* _TASK INSTRUCTIONS_: Omit all images. Transcribe the rest of the material below exactly.

[Stored items from a collection]

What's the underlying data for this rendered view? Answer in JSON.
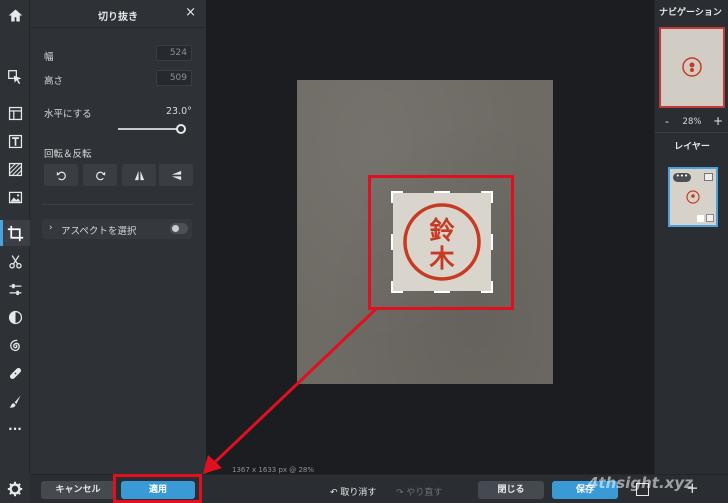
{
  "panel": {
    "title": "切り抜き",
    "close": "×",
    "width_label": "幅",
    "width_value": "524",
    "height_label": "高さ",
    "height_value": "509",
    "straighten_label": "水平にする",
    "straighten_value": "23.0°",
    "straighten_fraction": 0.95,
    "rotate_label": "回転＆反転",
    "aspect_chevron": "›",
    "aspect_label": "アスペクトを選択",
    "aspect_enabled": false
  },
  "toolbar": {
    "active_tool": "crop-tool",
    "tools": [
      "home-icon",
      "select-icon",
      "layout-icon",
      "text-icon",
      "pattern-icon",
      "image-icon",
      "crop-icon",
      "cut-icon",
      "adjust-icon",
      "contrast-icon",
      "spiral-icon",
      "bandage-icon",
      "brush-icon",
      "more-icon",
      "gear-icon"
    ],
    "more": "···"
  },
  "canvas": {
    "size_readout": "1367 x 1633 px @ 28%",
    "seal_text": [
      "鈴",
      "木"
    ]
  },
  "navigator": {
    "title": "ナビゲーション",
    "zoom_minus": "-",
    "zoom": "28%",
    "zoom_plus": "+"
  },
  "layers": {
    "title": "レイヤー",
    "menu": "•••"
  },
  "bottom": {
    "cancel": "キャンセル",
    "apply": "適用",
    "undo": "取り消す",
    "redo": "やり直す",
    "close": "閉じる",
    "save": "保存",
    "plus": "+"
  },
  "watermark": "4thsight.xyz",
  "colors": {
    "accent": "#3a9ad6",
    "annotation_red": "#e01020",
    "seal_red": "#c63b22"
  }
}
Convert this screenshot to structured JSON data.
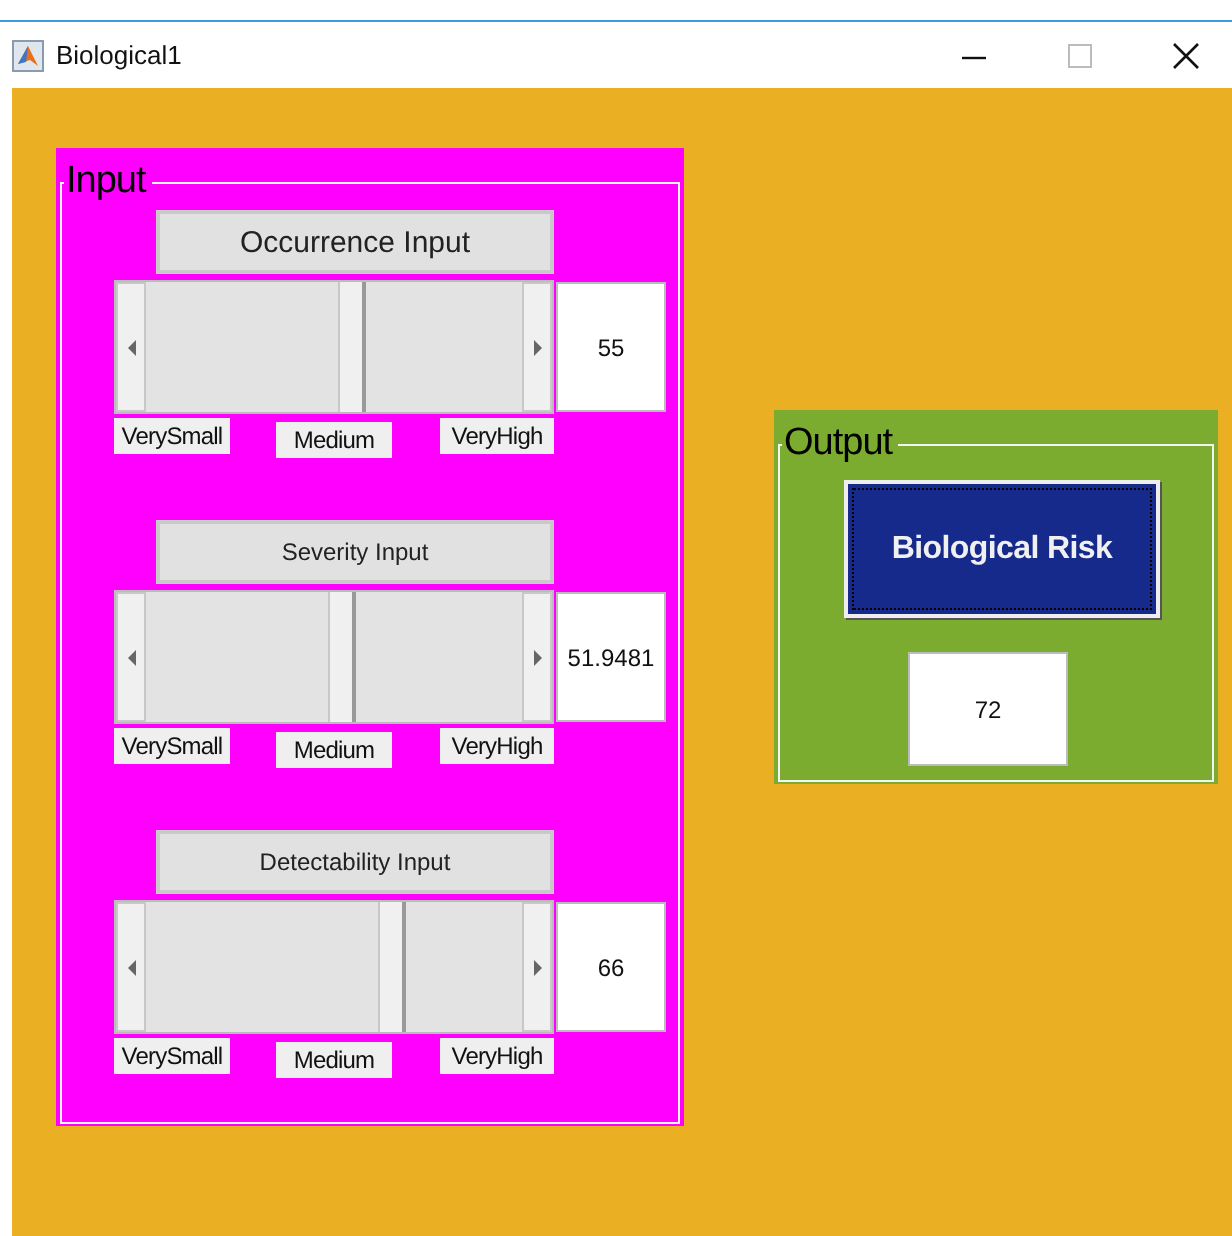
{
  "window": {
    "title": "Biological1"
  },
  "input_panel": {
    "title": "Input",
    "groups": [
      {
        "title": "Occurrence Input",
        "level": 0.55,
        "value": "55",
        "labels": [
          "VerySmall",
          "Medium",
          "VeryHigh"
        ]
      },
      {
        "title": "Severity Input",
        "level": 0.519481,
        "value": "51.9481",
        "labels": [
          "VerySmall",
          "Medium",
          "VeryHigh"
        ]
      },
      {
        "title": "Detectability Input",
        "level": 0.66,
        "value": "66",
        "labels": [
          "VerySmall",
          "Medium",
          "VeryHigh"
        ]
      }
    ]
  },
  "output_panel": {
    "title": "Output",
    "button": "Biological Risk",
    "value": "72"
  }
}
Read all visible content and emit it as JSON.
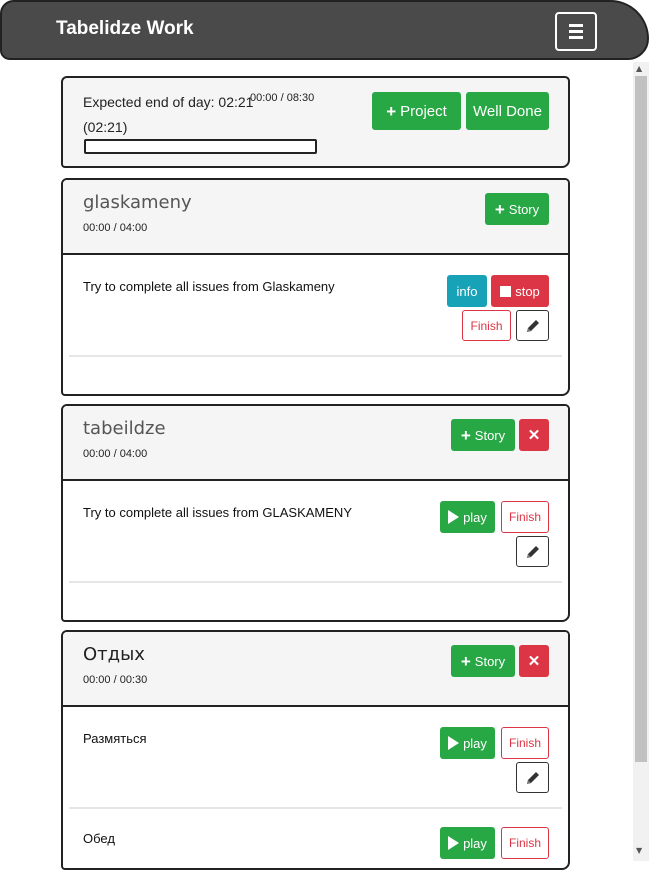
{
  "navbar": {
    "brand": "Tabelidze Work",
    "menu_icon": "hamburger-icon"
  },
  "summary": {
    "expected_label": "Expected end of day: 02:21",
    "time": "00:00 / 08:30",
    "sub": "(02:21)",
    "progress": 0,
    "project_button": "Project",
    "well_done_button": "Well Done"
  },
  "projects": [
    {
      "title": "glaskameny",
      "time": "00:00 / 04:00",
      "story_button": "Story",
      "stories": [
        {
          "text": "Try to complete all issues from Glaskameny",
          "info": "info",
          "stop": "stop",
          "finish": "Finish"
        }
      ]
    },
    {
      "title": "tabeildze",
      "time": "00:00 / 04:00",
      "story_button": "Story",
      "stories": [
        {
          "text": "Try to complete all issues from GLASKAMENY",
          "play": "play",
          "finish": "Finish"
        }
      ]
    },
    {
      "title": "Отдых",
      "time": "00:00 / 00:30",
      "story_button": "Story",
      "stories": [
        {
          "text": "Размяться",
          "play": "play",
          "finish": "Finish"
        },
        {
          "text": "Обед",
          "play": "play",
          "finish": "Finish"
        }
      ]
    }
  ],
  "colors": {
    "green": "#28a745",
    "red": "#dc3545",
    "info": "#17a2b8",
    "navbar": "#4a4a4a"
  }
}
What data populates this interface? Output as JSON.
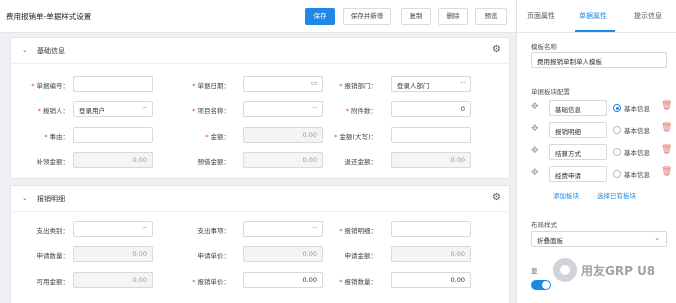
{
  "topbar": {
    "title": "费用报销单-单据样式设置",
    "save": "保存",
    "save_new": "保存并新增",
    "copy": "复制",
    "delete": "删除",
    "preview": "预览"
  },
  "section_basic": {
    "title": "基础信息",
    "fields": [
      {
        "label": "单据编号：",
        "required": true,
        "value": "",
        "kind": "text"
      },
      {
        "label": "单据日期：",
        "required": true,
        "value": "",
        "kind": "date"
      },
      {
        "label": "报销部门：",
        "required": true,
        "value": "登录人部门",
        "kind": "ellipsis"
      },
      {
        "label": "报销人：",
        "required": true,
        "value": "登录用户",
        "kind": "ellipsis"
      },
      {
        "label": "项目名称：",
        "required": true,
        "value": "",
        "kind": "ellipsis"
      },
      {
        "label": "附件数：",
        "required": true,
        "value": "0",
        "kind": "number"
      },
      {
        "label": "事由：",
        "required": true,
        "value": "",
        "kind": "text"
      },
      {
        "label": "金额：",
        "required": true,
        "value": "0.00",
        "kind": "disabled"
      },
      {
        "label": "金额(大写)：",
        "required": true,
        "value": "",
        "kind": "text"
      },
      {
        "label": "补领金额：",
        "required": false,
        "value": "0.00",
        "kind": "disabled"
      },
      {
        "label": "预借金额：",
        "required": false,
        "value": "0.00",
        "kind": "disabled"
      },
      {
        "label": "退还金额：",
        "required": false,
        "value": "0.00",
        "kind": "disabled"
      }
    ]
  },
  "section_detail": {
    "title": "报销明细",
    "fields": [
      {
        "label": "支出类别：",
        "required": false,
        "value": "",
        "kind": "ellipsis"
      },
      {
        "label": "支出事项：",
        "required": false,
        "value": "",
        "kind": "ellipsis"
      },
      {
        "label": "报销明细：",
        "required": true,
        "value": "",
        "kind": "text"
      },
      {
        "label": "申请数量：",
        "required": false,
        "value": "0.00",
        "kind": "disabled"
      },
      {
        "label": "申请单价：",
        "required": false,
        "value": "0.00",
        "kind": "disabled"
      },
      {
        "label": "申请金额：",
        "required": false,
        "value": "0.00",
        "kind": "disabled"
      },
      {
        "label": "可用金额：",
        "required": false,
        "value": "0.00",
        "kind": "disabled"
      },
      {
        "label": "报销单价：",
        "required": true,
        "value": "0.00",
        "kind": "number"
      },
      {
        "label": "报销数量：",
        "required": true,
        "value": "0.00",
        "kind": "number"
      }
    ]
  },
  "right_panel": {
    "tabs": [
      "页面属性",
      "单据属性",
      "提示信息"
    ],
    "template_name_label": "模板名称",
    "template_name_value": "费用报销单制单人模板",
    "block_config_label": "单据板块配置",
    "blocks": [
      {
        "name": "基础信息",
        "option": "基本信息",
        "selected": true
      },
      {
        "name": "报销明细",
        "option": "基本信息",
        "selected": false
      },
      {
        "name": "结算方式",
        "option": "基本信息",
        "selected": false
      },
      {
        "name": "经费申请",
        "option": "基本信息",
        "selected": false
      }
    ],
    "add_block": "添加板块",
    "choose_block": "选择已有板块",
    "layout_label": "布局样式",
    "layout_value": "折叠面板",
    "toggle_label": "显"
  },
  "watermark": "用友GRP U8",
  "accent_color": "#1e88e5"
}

* _EXERCISE SOLUTION_:
What's the underlying data for this rendered view? Answer in JSON.
{
  "panel": {
    "title": "切り抜き",
    "close": "×",
    "width_label": "幅",
    "width_value": "524",
    "height_label": "高さ",
    "height_value": "509",
    "straighten_label": "水平にする",
    "straighten_value": "23.0°",
    "straighten_fraction": 0.95,
    "rotate_label": "回転＆反転",
    "aspect_chevron": "›",
    "aspect_label": "アスペクトを選択",
    "aspect_enabled": false
  },
  "toolbar": {
    "active_tool": "crop-tool",
    "tools": [
      "home-icon",
      "select-icon",
      "layout-icon",
      "text-icon",
      "pattern-icon",
      "image-icon",
      "crop-icon",
      "cut-icon",
      "adjust-icon",
      "contrast-icon",
      "spiral-icon",
      "bandage-icon",
      "brush-icon",
      "more-icon",
      "gear-icon"
    ],
    "more": "···"
  },
  "canvas": {
    "size_readout": "1367 x 1633 px @ 28%",
    "seal_text": [
      "鈴",
      "木"
    ]
  },
  "navigator": {
    "title": "ナビゲーション",
    "zoom_minus": "-",
    "zoom": "28%",
    "zoom_plus": "+"
  },
  "layers": {
    "title": "レイヤー",
    "menu": "•••"
  },
  "bottom": {
    "cancel": "キャンセル",
    "apply": "適用",
    "undo": "取り消す",
    "redo": "やり直す",
    "close": "閉じる",
    "save": "保存",
    "plus": "+"
  },
  "watermark": "4thsight.xyz",
  "colors": {
    "accent": "#3a9ad6",
    "annotation_red": "#e01020",
    "seal_red": "#c63b22"
  }
}
Convert this screenshot to structured JSON data.
{
  "window": {
    "title": "Biological1"
  },
  "input_panel": {
    "title": "Input",
    "groups": [
      {
        "title": "Occurrence Input",
        "level": 0.55,
        "value": "55",
        "labels": [
          "VerySmall",
          "Medium",
          "VeryHigh"
        ]
      },
      {
        "title": "Severity Input",
        "level": 0.519481,
        "value": "51.9481",
        "labels": [
          "VerySmall",
          "Medium",
          "VeryHigh"
        ]
      },
      {
        "title": "Detectability Input",
        "level": 0.66,
        "value": "66",
        "labels": [
          "VerySmall",
          "Medium",
          "VeryHigh"
        ]
      }
    ]
  },
  "output_panel": {
    "title": "Output",
    "button": "Biological Risk",
    "value": "72"
  }
}
Read all visible content and emit it as JSON.
{
  "navbar": {
    "brand": "Tabelidze Work",
    "menu_icon": "hamburger-icon"
  },
  "summary": {
    "expected_label": "Expected end of day: 02:21",
    "time": "00:00 / 08:30",
    "sub": "(02:21)",
    "progress": 0,
    "project_button": "Project",
    "well_done_button": "Well Done"
  },
  "projects": [
    {
      "title": "glaskameny",
      "time": "00:00 / 04:00",
      "story_button": "Story",
      "stories": [
        {
          "text": "Try to complete all issues from Glaskameny",
          "info": "info",
          "stop": "stop",
          "finish": "Finish"
        }
      ]
    },
    {
      "title": "tabeildze",
      "time": "00:00 / 04:00",
      "story_button": "Story",
      "stories": [
        {
          "text": "Try to complete all issues from GLASKAMENY",
          "play": "play",
          "finish": "Finish"
        }
      ]
    },
    {
      "title": "Отдых",
      "time": "00:00 / 00:30",
      "story_button": "Story",
      "stories": [
        {
          "text": "Размяться",
          "play": "play",
          "finish": "Finish"
        },
        {
          "text": "Обед",
          "play": "play",
          "finish": "Finish"
        }
      ]
    }
  ],
  "colors": {
    "green": "#28a745",
    "red": "#dc3545",
    "info": "#17a2b8",
    "navbar": "#4a4a4a"
  }
}
What data populates this interface? Output as JSON.
{
  "topbar": {
    "title": "费用报销单-单据样式设置",
    "save": "保存",
    "save_new": "保存并新增",
    "copy": "复制",
    "delete": "删除",
    "preview": "预览"
  },
  "section_basic": {
    "title": "基础信息",
    "fields": [
      {
        "label": "单据编号：",
        "required": true,
        "value": "",
        "kind": "text"
      },
      {
        "label": "单据日期：",
        "required": true,
        "value": "",
        "kind": "date"
      },
      {
        "label": "报销部门：",
        "required": true,
        "value": "登录人部门",
        "kind": "ellipsis"
      },
      {
        "label": "报销人：",
        "required": true,
        "value": "登录用户",
        "kind": "ellipsis"
      },
      {
        "label": "项目名称：",
        "required": true,
        "value": "",
        "kind": "ellipsis"
      },
      {
        "label": "附件数：",
        "required": true,
        "value": "0",
        "kind": "number"
      },
      {
        "label": "事由：",
        "required": true,
        "value": "",
        "kind": "text"
      },
      {
        "label": "金额：",
        "required": true,
        "value": "0.00",
        "kind": "disabled"
      },
      {
        "label": "金额(大写)：",
        "required": true,
        "value": "",
        "kind": "text"
      },
      {
        "label": "补领金额：",
        "required": false,
        "value": "0.00",
        "kind": "disabled"
      },
      {
        "label": "预借金额：",
        "required": false,
        "value": "0.00",
        "kind": "disabled"
      },
      {
        "label": "退还金额：",
        "required": false,
        "value": "0.00",
        "kind": "disabled"
      }
    ]
  },
  "section_detail": {
    "title": "报销明细",
    "fields": [
      {
        "label": "支出类别：",
        "required": false,
        "value": "",
        "kind": "ellipsis"
      },
      {
        "label": "支出事项：",
        "required": false,
        "value": "",
        "kind": "ellipsis"
      },
      {
        "label": "报销明细：",
        "required": true,
        "value": "",
        "kind": "text"
      },
      {
        "label": "申请数量：",
        "required": false,
        "value": "0.00",
        "kind": "disabled"
      },
      {
        "label": "申请单价：",
        "required": false,
        "value": "0.00",
        "kind": "disabled"
      },
      {
        "label": "申请金额：",
        "required": false,
        "value": "0.00",
        "kind": "disabled"
      },
      {
        "label": "可用金额：",
        "required": false,
        "value": "0.00",
        "kind": "disabled"
      },
      {
        "label": "报销单价：",
        "required": true,
        "value": "0.00",
        "kind": "number"
      },
      {
        "label": "报销数量：",
        "required": true,
        "value": "0.00",
        "kind": "number"
      }
    ]
  },
  "right_panel": {
    "tabs": [
      "页面属性",
      "单据属性",
      "提示信息"
    ],
    "template_name_label": "模板名称",
    "template_name_value": "费用报销单制单人模板",
    "block_config_label": "单据板块配置",
    "blocks": [
      {
        "name": "基础信息",
        "option": "基本信息",
        "selected": true
      },
      {
        "name": "报销明细",
        "option": "基本信息",
        "selected": false
      },
      {
        "name": "结算方式",
        "option": "基本信息",
        "selected": false
      },
      {
        "name": "经费申请",
        "option": "基本信息",
        "selected": false
      }
    ],
    "add_block": "添加板块",
    "choose_block": "选择已有板块",
    "layout_label": "布局样式",
    "layout_value": "折叠面板",
    "toggle_label": "显"
  },
  "watermark": "用友GRP U8",
  "accent_color": "#1e88e5"
}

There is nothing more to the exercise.